** start **

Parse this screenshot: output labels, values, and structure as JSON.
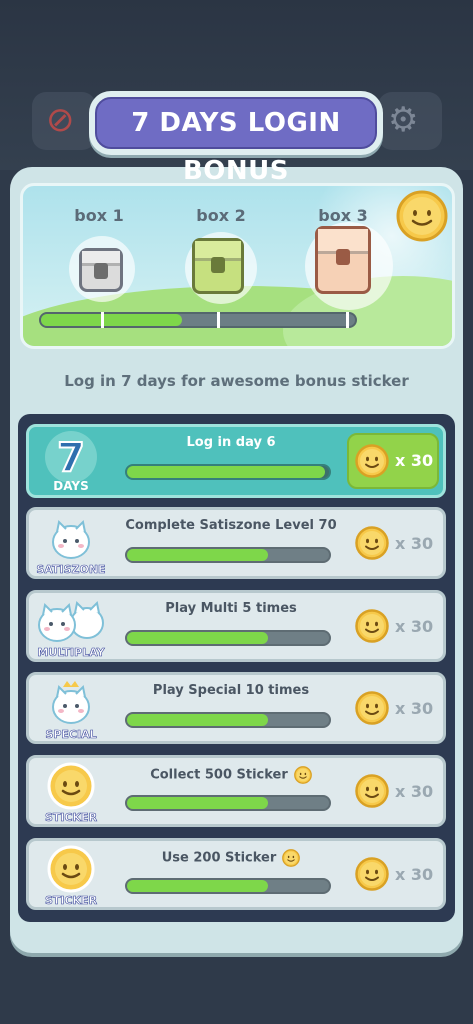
{
  "title": "7 DAYS LOGIN BONUS",
  "boxes": [
    {
      "label": "box 1",
      "color": "#dcdcdc"
    },
    {
      "label": "box 2",
      "color": "#c6e07f"
    },
    {
      "label": "box 3",
      "color": "#f6d1b6"
    }
  ],
  "overall_progress": 0.45,
  "subtitle": "Log in 7 days for awesome bonus sticker",
  "tasks": [
    {
      "icon_label": "DAYS",
      "icon_name": "seven-days-icon",
      "text": "Log in day 6",
      "progress": 0.98,
      "reward": "x 30",
      "active": true
    },
    {
      "icon_label": "SATISZONE",
      "icon_name": "satiszone-cat-icon",
      "text": "Complete Satiszone Level 70",
      "progress": 0.7,
      "reward": "x 30"
    },
    {
      "icon_label": "MULTIPLAY",
      "icon_name": "multiplay-cats-icon",
      "text": "Play Multi 5 times",
      "progress": 0.7,
      "reward": "x 30"
    },
    {
      "icon_label": "SPECIAL",
      "icon_name": "special-crown-cat-icon",
      "text": "Play Special 10 times",
      "progress": 0.7,
      "reward": "x 30"
    },
    {
      "icon_label": "STICKER",
      "icon_name": "sticker-coin-icon",
      "text": "Collect 500 Sticker",
      "progress": 0.7,
      "reward": "x 30"
    },
    {
      "icon_label": "STICKER",
      "icon_name": "sticker-coin-icon",
      "text": "Use 200 Sticker",
      "progress": 0.7,
      "reward": "x 30"
    }
  ]
}
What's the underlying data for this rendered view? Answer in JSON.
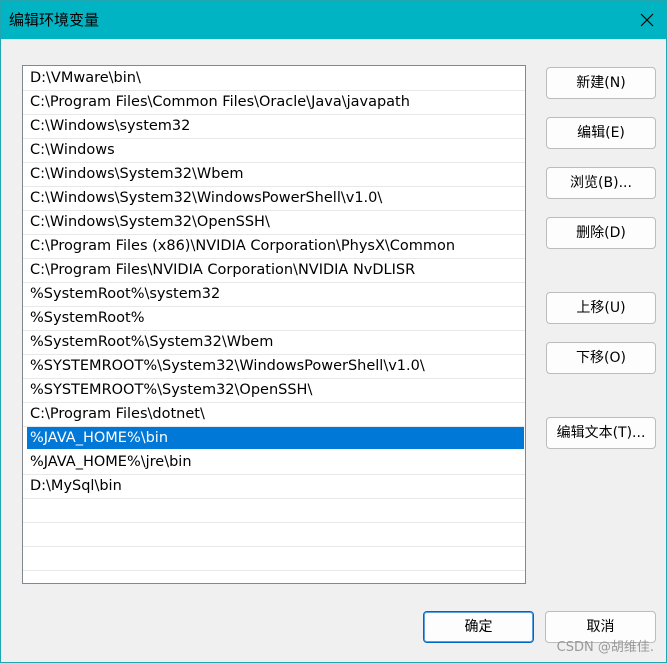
{
  "window": {
    "title": "编辑环境变量"
  },
  "paths": [
    "D:\\VMware\\bin\\",
    "C:\\Program Files\\Common Files\\Oracle\\Java\\javapath",
    "C:\\Windows\\system32",
    "C:\\Windows",
    "C:\\Windows\\System32\\Wbem",
    "C:\\Windows\\System32\\WindowsPowerShell\\v1.0\\",
    "C:\\Windows\\System32\\OpenSSH\\",
    "C:\\Program Files (x86)\\NVIDIA Corporation\\PhysX\\Common",
    "C:\\Program Files\\NVIDIA Corporation\\NVIDIA NvDLISR",
    "%SystemRoot%\\system32",
    "%SystemRoot%",
    "%SystemRoot%\\System32\\Wbem",
    "%SYSTEMROOT%\\System32\\WindowsPowerShell\\v1.0\\",
    "%SYSTEMROOT%\\System32\\OpenSSH\\",
    "C:\\Program Files\\dotnet\\",
    "%JAVA_HOME%\\bin",
    "%JAVA_HOME%\\jre\\bin",
    "D:\\MySql\\bin",
    "",
    "",
    "",
    ""
  ],
  "selected_index": 15,
  "buttons": {
    "new": "新建(N)",
    "edit": "编辑(E)",
    "browse": "浏览(B)...",
    "delete": "删除(D)",
    "move_up": "上移(U)",
    "move_down": "下移(O)",
    "edit_text": "编辑文本(T)...",
    "ok": "确定",
    "cancel": "取消"
  },
  "watermark": "CSDN @胡维佳.",
  "colors": {
    "titlebar": "#00b4c4",
    "selection": "#0078d7"
  }
}
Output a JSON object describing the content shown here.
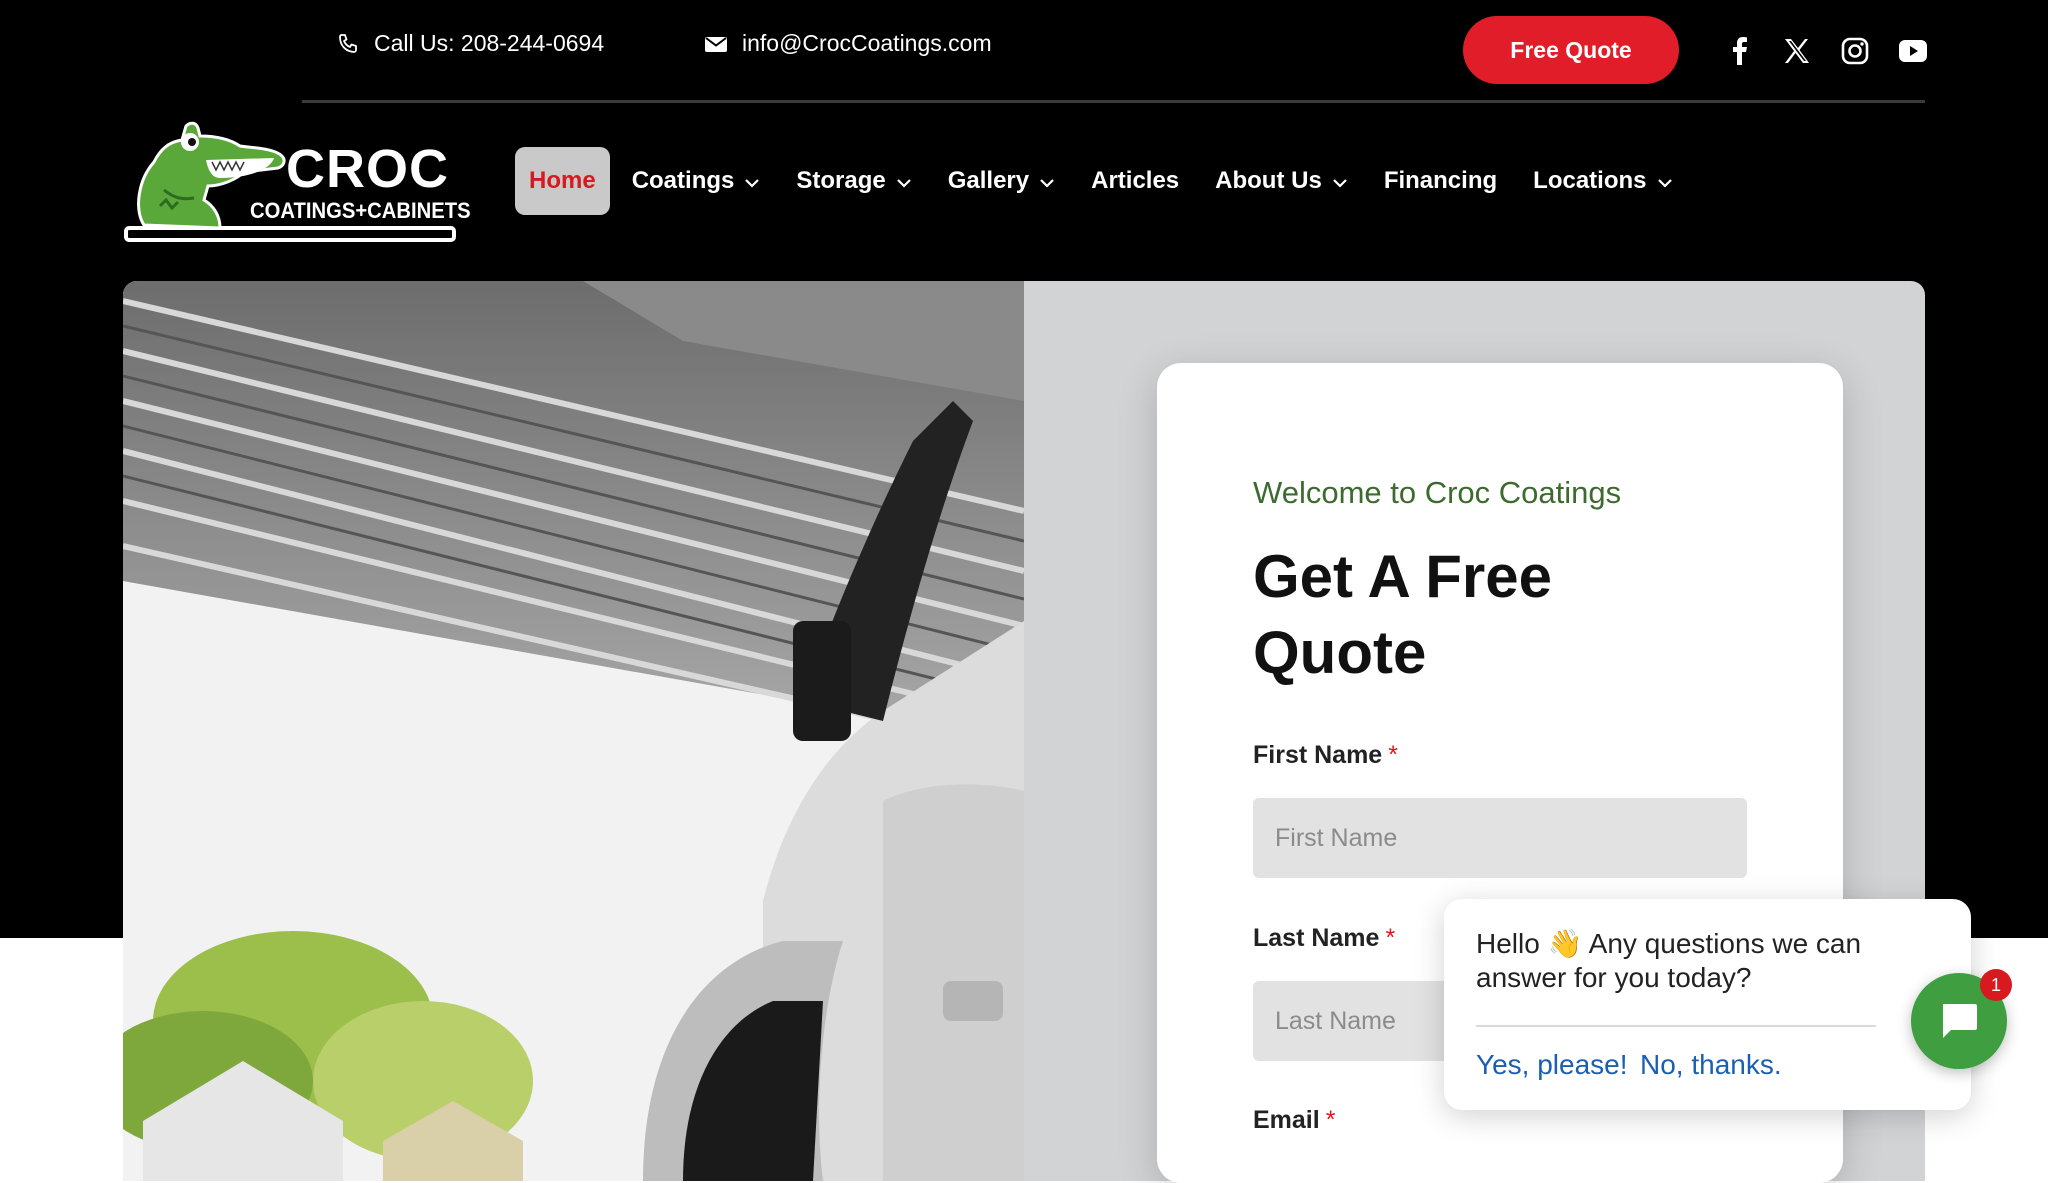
{
  "topbar": {
    "phone_text": "Call Us: 208-244-0694",
    "email_text": "info@CrocCoatings.com",
    "quote_button": "Free Quote",
    "social_icons": [
      "facebook-icon",
      "x-icon",
      "instagram-icon",
      "youtube-icon"
    ]
  },
  "logo": {
    "title": "CROC",
    "subtitle": "COATINGS+CABINETS"
  },
  "nav": {
    "items": [
      {
        "label": "Home",
        "active": true,
        "dropdown": false
      },
      {
        "label": "Coatings",
        "dropdown": true
      },
      {
        "label": "Storage",
        "dropdown": true
      },
      {
        "label": "Gallery",
        "dropdown": true
      },
      {
        "label": "Articles",
        "dropdown": false
      },
      {
        "label": "About Us",
        "dropdown": true
      },
      {
        "label": "Financing",
        "dropdown": false
      },
      {
        "label": "Locations",
        "dropdown": true
      }
    ]
  },
  "form": {
    "welcome": "Welcome to Croc Coatings",
    "title": "Get A Free Quote",
    "first_name_label": "First Name",
    "first_name_placeholder": "First Name",
    "last_name_label": "Last Name",
    "last_name_placeholder": "Last Name",
    "email_label": "Email",
    "required_mark": "*"
  },
  "chat": {
    "message": "Hello 👋 Any questions we can answer for you today?",
    "yes": "Yes, please!",
    "no": "No, thanks.",
    "badge_count": "1"
  },
  "colors": {
    "brand_red": "#e11d29",
    "brand_green": "#3d6b2f",
    "chat_green": "#3f9e3f",
    "link_blue": "#1a5fb4"
  }
}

** end **

Exercise goal - Work out how many lines above contain the word "JSON". Give only the number.

Exercise answer - 3